- **Data shown**
⟨
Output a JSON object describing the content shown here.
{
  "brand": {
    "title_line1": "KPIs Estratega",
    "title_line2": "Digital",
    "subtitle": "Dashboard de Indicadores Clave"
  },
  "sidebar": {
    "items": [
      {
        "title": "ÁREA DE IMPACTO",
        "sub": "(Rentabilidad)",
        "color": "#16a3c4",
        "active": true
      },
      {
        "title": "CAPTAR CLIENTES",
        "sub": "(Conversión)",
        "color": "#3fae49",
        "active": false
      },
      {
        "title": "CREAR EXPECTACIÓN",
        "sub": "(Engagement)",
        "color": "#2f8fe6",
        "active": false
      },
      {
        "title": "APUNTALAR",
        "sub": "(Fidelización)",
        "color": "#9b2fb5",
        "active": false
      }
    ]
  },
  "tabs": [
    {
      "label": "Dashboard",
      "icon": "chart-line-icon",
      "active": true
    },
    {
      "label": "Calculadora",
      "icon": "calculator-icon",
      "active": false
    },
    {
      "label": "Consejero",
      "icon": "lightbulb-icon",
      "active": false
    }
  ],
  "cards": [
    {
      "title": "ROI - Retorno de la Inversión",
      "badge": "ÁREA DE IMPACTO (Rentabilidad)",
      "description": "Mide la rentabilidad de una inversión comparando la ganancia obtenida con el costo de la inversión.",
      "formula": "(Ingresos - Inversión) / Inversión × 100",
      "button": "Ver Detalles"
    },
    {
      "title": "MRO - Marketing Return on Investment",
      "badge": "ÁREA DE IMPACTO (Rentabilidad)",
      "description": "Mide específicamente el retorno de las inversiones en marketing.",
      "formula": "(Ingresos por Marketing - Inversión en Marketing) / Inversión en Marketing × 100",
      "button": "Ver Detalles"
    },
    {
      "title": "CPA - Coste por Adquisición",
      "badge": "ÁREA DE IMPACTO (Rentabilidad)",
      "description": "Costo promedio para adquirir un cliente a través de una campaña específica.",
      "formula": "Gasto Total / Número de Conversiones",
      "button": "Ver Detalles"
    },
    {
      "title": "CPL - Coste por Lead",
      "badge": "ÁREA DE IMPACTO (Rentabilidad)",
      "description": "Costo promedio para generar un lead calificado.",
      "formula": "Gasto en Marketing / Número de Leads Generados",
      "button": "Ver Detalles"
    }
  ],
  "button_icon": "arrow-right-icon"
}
⟩
- **Given request**
Extract every line containing the string "color" from the data above.

- **Task result**
        "color": "#16a3c4",
        "color": "#3fae49",
        "color": "#2f8fe6",
        "color": "#9b2fb5",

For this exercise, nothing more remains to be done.